Required work: Tally the lines of the listing that contain the string "resistance". Give the number and nothing else.

Records provided:
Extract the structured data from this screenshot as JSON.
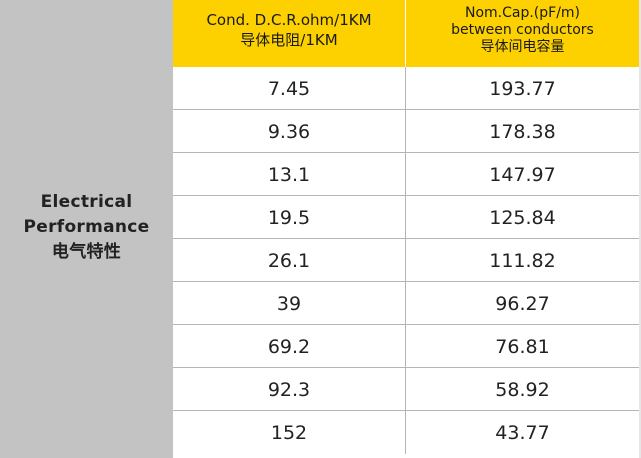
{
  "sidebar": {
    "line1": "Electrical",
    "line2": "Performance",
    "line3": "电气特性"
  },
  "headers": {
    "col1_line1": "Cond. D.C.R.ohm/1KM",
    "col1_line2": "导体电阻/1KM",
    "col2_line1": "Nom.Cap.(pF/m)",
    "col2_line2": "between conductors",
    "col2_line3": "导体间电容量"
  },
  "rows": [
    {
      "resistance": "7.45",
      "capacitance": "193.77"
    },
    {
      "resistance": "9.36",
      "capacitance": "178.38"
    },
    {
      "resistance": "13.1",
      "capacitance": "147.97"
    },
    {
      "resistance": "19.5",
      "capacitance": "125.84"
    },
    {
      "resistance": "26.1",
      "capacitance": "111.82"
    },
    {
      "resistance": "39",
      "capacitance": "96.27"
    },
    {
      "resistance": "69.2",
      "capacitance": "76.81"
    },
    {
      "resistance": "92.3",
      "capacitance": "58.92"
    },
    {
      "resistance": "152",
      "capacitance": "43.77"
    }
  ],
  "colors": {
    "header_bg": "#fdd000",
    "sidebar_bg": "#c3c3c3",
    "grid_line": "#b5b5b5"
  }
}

Exercise solution: 9